Transcribe the records exactly. Pictures do not belong in the transcription.

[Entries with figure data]
»»
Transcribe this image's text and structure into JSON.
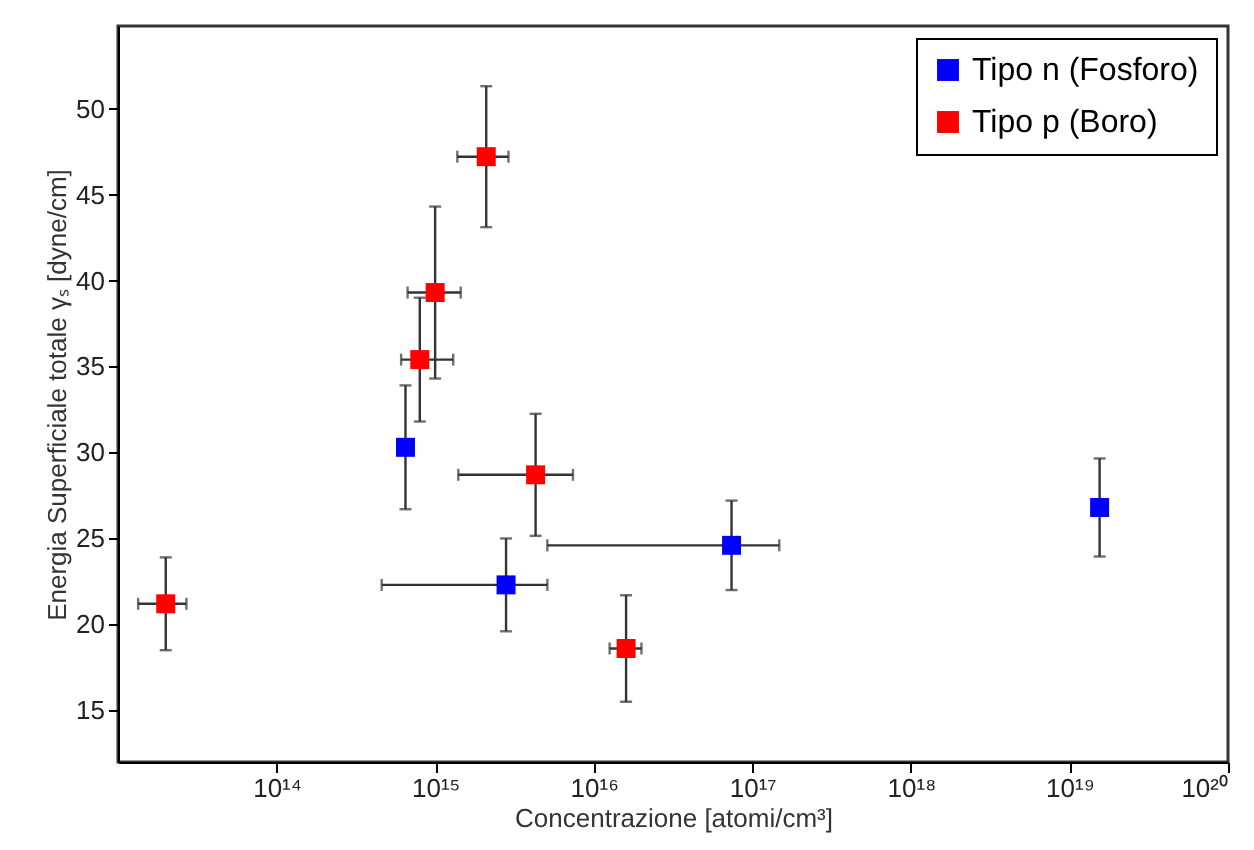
{
  "chart_data": {
    "type": "scatter",
    "xlabel": "Concentrazione [atomi/cm³]",
    "ylabel": "Energia Superficiale totale γₛ [dyne/cm]",
    "log": "x",
    "xlim": [
      10000000000000.0,
      1e+20
    ],
    "ylim": [
      12,
      54.8
    ],
    "xticks": [
      {
        "value": 100000000000000.0,
        "label": "10¹⁴"
      },
      {
        "value": 1000000000000000.0,
        "label": "10¹⁵"
      },
      {
        "value": 1e+16,
        "label": "10¹⁶"
      },
      {
        "value": 1e+17,
        "label": "10¹⁷"
      },
      {
        "value": 1e+18,
        "label": "10¹⁸"
      },
      {
        "value": 1e+19,
        "label": "10¹⁹"
      },
      {
        "value": 1e+20,
        "label": "10²⁰"
      }
    ],
    "yticks": [
      15,
      20,
      25,
      30,
      35,
      40,
      45,
      50
    ],
    "grid": false,
    "legend": "top right",
    "marker": "square",
    "series": [
      {
        "name": "Tipo n (Fosforo)",
        "color": "#0000ff",
        "x": [
          650000000000000.0,
          2800000000000000.0,
          7.4e+16,
          1.55e+19
        ],
        "values": [
          30.3,
          22.3,
          24.6,
          26.8
        ],
        "errors": [
          3.6,
          2.7,
          2.6,
          2.85
        ],
        "xerrors": [
          null,
          [
            460000000000000.0,
            5100000000000000.0
          ],
          [
            5100000000000000.0,
            1.48e+17
          ],
          null
        ]
      },
      {
        "name": "Tipo p (Boro)",
        "color": "#ff0000",
        "x": [
          20000000000000.0,
          800000000000000.0,
          1000000000000000.0,
          2100000000000000.0,
          4300000000000000.0,
          1.6e+16
        ],
        "values": [
          21.2,
          35.4,
          39.3,
          47.2,
          28.7,
          18.6
        ],
        "errors": [
          2.7,
          3.6,
          5.0,
          4.1,
          3.55,
          3.1
        ],
        "xerrors": [
          [
            13400000000000.0,
            27000000000000.0
          ],
          [
            610000000000000.0,
            1300000000000000.0
          ],
          [
            670000000000000.0,
            1450000000000000.0
          ],
          [
            1380000000000000.0,
            2900000000000000.0
          ],
          [
            1400000000000000.0,
            7400000000000000.0
          ],
          [
            1.26e+16,
            2e+16
          ]
        ]
      }
    ]
  }
}
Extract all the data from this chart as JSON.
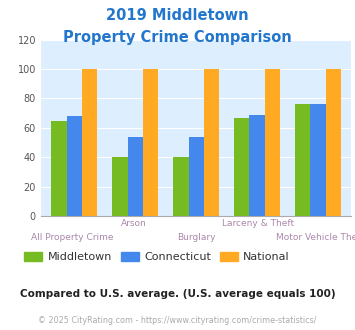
{
  "title_line1": "2019 Middletown",
  "title_line2": "Property Crime Comparison",
  "categories": [
    "All Property Crime",
    "Arson",
    "Burglary",
    "Larceny & Theft",
    "Motor Vehicle Theft"
  ],
  "top_labels": [
    "",
    "Arson",
    "",
    "Larceny & Theft",
    ""
  ],
  "bot_labels": [
    "All Property Crime",
    "",
    "Burglary",
    "",
    "Motor Vehicle Theft"
  ],
  "middletown": [
    65,
    40,
    40,
    67,
    76
  ],
  "connecticut": [
    68,
    54,
    54,
    69,
    76
  ],
  "national": [
    100,
    100,
    100,
    100,
    100
  ],
  "colors": {
    "middletown": "#77bb22",
    "connecticut": "#4488ee",
    "national": "#ffaa22"
  },
  "ylim": [
    0,
    120
  ],
  "yticks": [
    0,
    20,
    40,
    60,
    80,
    100,
    120
  ],
  "bg_color": "#ddeeff",
  "title_color": "#2277cc",
  "xlabel_color": "#aa88aa",
  "legend_labels": [
    "Middletown",
    "Connecticut",
    "National"
  ],
  "legend_text_color": "#333333",
  "subtitle_text": "Compared to U.S. average. (U.S. average equals 100)",
  "footer_text": "© 2025 CityRating.com - https://www.cityrating.com/crime-statistics/",
  "subtitle_color": "#222222",
  "footer_color": "#aaaaaa"
}
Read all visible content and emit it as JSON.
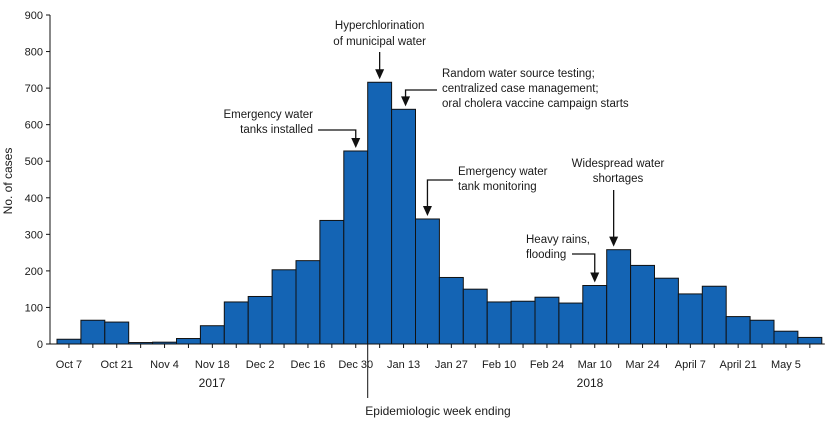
{
  "chart_data": {
    "type": "bar",
    "title": "",
    "xlabel": "Epidemiologic week ending",
    "ylabel": "No. of cases",
    "ylim": [
      0,
      900
    ],
    "y_ticks": [
      0,
      100,
      200,
      300,
      400,
      500,
      600,
      700,
      800,
      900
    ],
    "bar_color": "#1464b4",
    "x_tick_labels": [
      "Oct 7",
      "Oct 21",
      "Nov 4",
      "Nov 18",
      "Dec 2",
      "Dec 16",
      "Dec 30",
      "Jan 13",
      "Jan 27",
      "Feb 10",
      "Feb 24",
      "Mar 10",
      "Mar 24",
      "April 7",
      "April 21",
      "May 5"
    ],
    "years": [
      "2017",
      "2018"
    ],
    "values": [
      13,
      65,
      60,
      4,
      5,
      15,
      50,
      115,
      130,
      203,
      228,
      338,
      528,
      716,
      642,
      342,
      182,
      150,
      115,
      117,
      128,
      112,
      160,
      258,
      215,
      180,
      137,
      158,
      75,
      65,
      35,
      18
    ],
    "annotations": [
      {
        "lines": [
          "Hyperchlorination",
          "of municipal water"
        ],
        "bar_index": 13
      },
      {
        "lines": [
          "Random water source testing;",
          "centralized case management;",
          "oral cholera vaccine campaign starts"
        ],
        "bar_index": 14
      },
      {
        "lines": [
          "Emergency water",
          "tanks installed"
        ],
        "bar_index": 12
      },
      {
        "lines": [
          "Emergency water",
          "tank monitoring"
        ],
        "bar_index": 15
      },
      {
        "lines": [
          "Widespread water",
          "shortages"
        ],
        "bar_index": 23
      },
      {
        "lines": [
          "Heavy rains,",
          "flooding"
        ],
        "bar_index": 22
      }
    ]
  }
}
««
FINISHED TASK
Transcribe this image's text and structure into JSON.
{
  "chart_data": {
    "type": "scatter",
    "xlabel": "Concentrazione [atomi/cm³]",
    "ylabel": "Energia Superficiale totale γₛ [dyne/cm]",
    "log": "x",
    "xlim": [
      10000000000000.0,
      1e+20
    ],
    "ylim": [
      12,
      54.8
    ],
    "xticks": [
      {
        "value": 100000000000000.0,
        "label": "10¹⁴"
      },
      {
        "value": 1000000000000000.0,
        "label": "10¹⁵"
      },
      {
        "value": 1e+16,
        "label": "10¹⁶"
      },
      {
        "value": 1e+17,
        "label": "10¹⁷"
      },
      {
        "value": 1e+18,
        "label": "10¹⁸"
      },
      {
        "value": 1e+19,
        "label": "10¹⁹"
      },
      {
        "value": 1e+20,
        "label": "10²⁰"
      }
    ],
    "yticks": [
      15,
      20,
      25,
      30,
      35,
      40,
      45,
      50
    ],
    "grid": false,
    "legend": "top right",
    "marker": "square",
    "series": [
      {
        "name": "Tipo n (Fosforo)",
        "color": "#0000ff",
        "x": [
          650000000000000.0,
          2800000000000000.0,
          7.4e+16,
          1.55e+19
        ],
        "values": [
          30.3,
          22.3,
          24.6,
          26.8
        ],
        "errors": [
          3.6,
          2.7,
          2.6,
          2.85
        ],
        "xerrors": [
          null,
          [
            460000000000000.0,
            5100000000000000.0
          ],
          [
            5100000000000000.0,
            1.48e+17
          ],
          null
        ]
      },
      {
        "name": "Tipo p (Boro)",
        "color": "#ff0000",
        "x": [
          20000000000000.0,
          800000000000000.0,
          1000000000000000.0,
          2100000000000000.0,
          4300000000000000.0,
          1.6e+16
        ],
        "values": [
          21.2,
          35.4,
          39.3,
          47.2,
          28.7,
          18.6
        ],
        "errors": [
          2.7,
          3.6,
          5.0,
          4.1,
          3.55,
          3.1
        ],
        "xerrors": [
          [
            13400000000000.0,
            27000000000000.0
          ],
          [
            610000000000000.0,
            1300000000000000.0
          ],
          [
            670000000000000.0,
            1450000000000000.0
          ],
          [
            1380000000000000.0,
            2900000000000000.0
          ],
          [
            1400000000000000.0,
            7400000000000000.0
          ],
          [
            1.26e+16,
            2e+16
          ]
        ]
      }
    ]
  }
}
Extract all the data from this chart as JSON.
{
  "title_line1": "2019 Middletown",
  "title_line2": "Property Crime Comparison",
  "categories": [
    "All Property Crime",
    "Arson",
    "Burglary",
    "Larceny & Theft",
    "Motor Vehicle Theft"
  ],
  "top_labels": [
    "",
    "Arson",
    "",
    "Larceny & Theft",
    ""
  ],
  "bot_labels": [
    "All Property Crime",
    "",
    "Burglary",
    "",
    "Motor Vehicle Theft"
  ],
  "middletown": [
    65,
    40,
    40,
    67,
    76
  ],
  "connecticut": [
    68,
    54,
    54,
    69,
    76
  ],
  "national": [
    100,
    100,
    100,
    100,
    100
  ],
  "colors": {
    "middletown": "#77bb22",
    "connecticut": "#4488ee",
    "national": "#ffaa22"
  },
  "ylim": [
    0,
    120
  ],
  "yticks": [
    0,
    20,
    40,
    60,
    80,
    100,
    120
  ],
  "bg_color": "#ddeeff",
  "title_color": "#2277cc",
  "xlabel_color": "#aa88aa",
  "legend_labels": [
    "Middletown",
    "Connecticut",
    "National"
  ],
  "legend_text_color": "#333333",
  "subtitle_text": "Compared to U.S. average. (U.S. average equals 100)",
  "footer_text": "© 2025 CityRating.com - https://www.cityrating.com/crime-statistics/",
  "subtitle_color": "#222222",
  "footer_color": "#aaaaaa"
}
Read all visible content and emit it as JSON.
{
  "chart_data": {
    "type": "bar",
    "title": "",
    "xlabel": "Epidemiologic week ending",
    "ylabel": "No. of cases",
    "ylim": [
      0,
      900
    ],
    "y_ticks": [
      0,
      100,
      200,
      300,
      400,
      500,
      600,
      700,
      800,
      900
    ],
    "bar_color": "#1464b4",
    "x_tick_labels": [
      "Oct 7",
      "Oct 21",
      "Nov 4",
      "Nov 18",
      "Dec 2",
      "Dec 16",
      "Dec 30",
      "Jan 13",
      "Jan 27",
      "Feb 10",
      "Feb 24",
      "Mar 10",
      "Mar 24",
      "April 7",
      "April 21",
      "May 5"
    ],
    "years": [
      "2017",
      "2018"
    ],
    "values": [
      13,
      65,
      60,
      4,
      5,
      15,
      50,
      115,
      130,
      203,
      228,
      338,
      528,
      716,
      642,
      342,
      182,
      150,
      115,
      117,
      128,
      112,
      160,
      258,
      215,
      180,
      137,
      158,
      75,
      65,
      35,
      18
    ],
    "annotations": [
      {
        "lines": [
          "Hyperchlorination",
          "of municipal water"
        ],
        "bar_index": 13
      },
      {
        "lines": [
          "Random water source testing;",
          "centralized case management;",
          "oral cholera vaccine campaign starts"
        ],
        "bar_index": 14
      },
      {
        "lines": [
          "Emergency water",
          "tanks installed"
        ],
        "bar_index": 12
      },
      {
        "lines": [
          "Emergency water",
          "tank monitoring"
        ],
        "bar_index": 15
      },
      {
        "lines": [
          "Widespread water",
          "shortages"
        ],
        "bar_index": 23
      },
      {
        "lines": [
          "Heavy rains,",
          "flooding"
        ],
        "bar_index": 22
      }
    ]
  }
}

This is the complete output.